→ To do: Give the count of lines that include the string "Massachusetts". Add nothing to it.

(Data items)
****************************************
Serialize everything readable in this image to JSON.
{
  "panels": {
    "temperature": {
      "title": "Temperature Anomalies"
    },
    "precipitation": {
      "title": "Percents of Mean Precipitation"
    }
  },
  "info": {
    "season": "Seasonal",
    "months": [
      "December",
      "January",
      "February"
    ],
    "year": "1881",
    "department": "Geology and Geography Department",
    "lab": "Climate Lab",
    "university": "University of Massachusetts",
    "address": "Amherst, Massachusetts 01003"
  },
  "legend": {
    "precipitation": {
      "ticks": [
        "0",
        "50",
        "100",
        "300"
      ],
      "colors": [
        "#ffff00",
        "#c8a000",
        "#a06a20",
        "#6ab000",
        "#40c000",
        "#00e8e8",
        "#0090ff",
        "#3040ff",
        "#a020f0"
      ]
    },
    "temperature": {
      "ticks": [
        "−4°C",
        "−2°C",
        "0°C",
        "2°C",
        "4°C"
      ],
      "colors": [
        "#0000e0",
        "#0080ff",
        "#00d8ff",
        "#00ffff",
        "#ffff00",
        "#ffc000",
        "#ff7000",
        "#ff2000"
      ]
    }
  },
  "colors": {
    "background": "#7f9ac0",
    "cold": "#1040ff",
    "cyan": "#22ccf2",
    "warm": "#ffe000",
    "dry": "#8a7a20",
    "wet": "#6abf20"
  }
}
****************************************
→ Reply to the task: 2